Exercise goal |
In the listing below, identify each line with the word "color" and return those lines.

Figure record extracts |
* start *

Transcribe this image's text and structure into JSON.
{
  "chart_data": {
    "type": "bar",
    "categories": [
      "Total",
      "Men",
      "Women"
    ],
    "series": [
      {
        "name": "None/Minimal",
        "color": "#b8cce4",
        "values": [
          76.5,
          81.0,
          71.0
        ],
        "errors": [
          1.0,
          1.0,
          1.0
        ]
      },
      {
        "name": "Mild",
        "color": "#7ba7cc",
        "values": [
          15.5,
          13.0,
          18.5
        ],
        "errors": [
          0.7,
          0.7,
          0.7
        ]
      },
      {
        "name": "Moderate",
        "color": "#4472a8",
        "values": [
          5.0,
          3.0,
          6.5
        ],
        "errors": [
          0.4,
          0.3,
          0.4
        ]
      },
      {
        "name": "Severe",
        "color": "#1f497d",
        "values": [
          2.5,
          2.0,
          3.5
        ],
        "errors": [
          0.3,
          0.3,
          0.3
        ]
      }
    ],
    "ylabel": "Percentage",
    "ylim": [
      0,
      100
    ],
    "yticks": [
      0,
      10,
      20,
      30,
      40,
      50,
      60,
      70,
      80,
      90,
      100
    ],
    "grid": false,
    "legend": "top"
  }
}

* end *

Full answer |
        "color": "#b8cce4",
        "color": "#7ba7cc",
        "color": "#4472a8",
        "color": "#1f497d",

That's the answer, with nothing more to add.